▶ Problem to work on: Lines containing "Infrastruktur" are to be counted. Give the number and nothing more.

────────────────────

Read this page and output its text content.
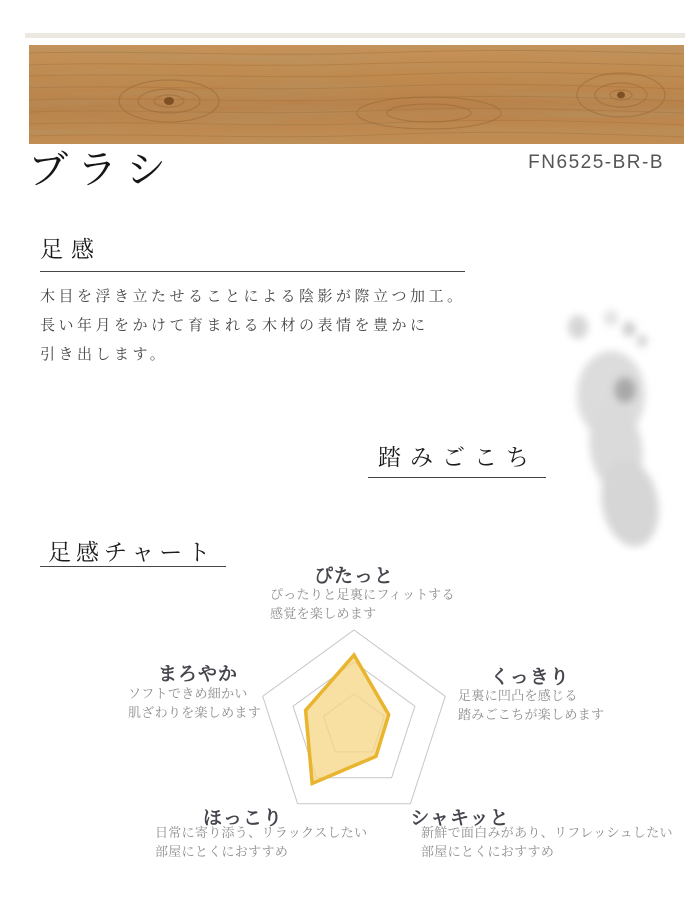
ブラシ	FN6525-BR-B
足感
木目を浮き立たせることによる陰影が際立つ加工。
長い年月をかけて育まれる木材の表情を豊かに
引き出します。
踏みごこち
足感チャート
ぴたっと
ぴったりと足裏にフィットする
感覚を楽しめます
くっきり
足裏に凹凸を感じる
踏みごこちが楽しめます
シャキッと
新鮮で面白みがあり、リフレッシュしたい
部屋にとくにおすすめ
ほっこり
日常に寄り添う、リラックスしたい
部屋にとくにおすすめ
まろやか
ソフトできめ細かい
肌ざわりを楽しめます
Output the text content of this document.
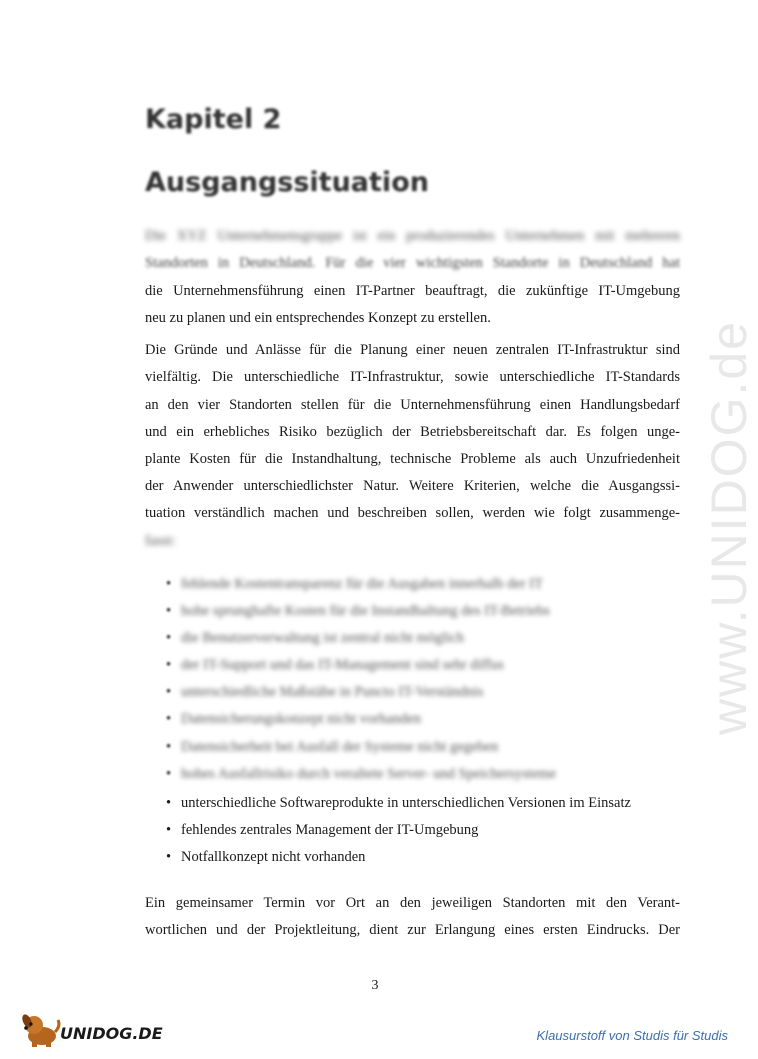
www.UNIDOG.de
Kapitel 2
Ausgangssituation
Die XYZ Unternehmensgruppe ist ein produzierendes Unternehmen mit mehreren
Standorten in Deutschland. Für die vier wichtigsten Standorte in Deutschland hat
die Unternehmensführung einen IT-Partner beauftragt, die zukünftige IT-Umgebung
neu zu planen und ein entsprechendes Konzept zu erstellen.
Die Gründe und Anlässe für die Planung einer neuen zentralen IT-Infrastruktur sind
vielfältig. Die unterschiedliche IT-Infrastruktur, sowie unterschiedliche IT-Standards
an den vier Standorten stellen für die Unternehmensführung einen Handlungsbedarf
und ein erhebliches Risiko bezüglich der Betriebsbereitschaft dar. Es folgen unge-
plante Kosten für die Instandhaltung, technische Probleme als auch Unzufriedenheit
der Anwender unterschiedlichster Natur. Weitere Kriterien, welche die Ausgangssi-
tuation verständlich machen und beschreiben sollen, werden wie folgt zusammenge-
fasst:
• fehlende Kostentransparenz für die Ausgaben innerhalb der IT
• hohe sprunghafte Kosten für die Instandhaltung des IT-Betriebs
• die Benutzerverwaltung ist zentral nicht möglich
• der IT-Support und das IT-Management sind sehr diffus
• unterschiedliche Maßstäbe in Puncto IT-Verständnis
• Datensicherungskonzept nicht vorhanden
• Datensicherheit bei Ausfall der Systeme nicht gegeben
• hohes Ausfallrisiko durch veraltete Server- und Speichersysteme
• unterschiedliche Softwareprodukte in unterschiedlichen Versionen im Einsatz
• fehlendes zentrales Management der IT-Umgebung
• Notfallkonzept nicht vorhanden
Ein gemeinsamer Termin vor Ort an den jeweiligen Standorten mit den Verant-
wortlichen und der Projektleitung, dient zur Erlangung eines ersten Eindrucks. Der
3
UNIDOG.DE	Klausurstoff von Studis für Studis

────────────────────

▶ Result of this task: 2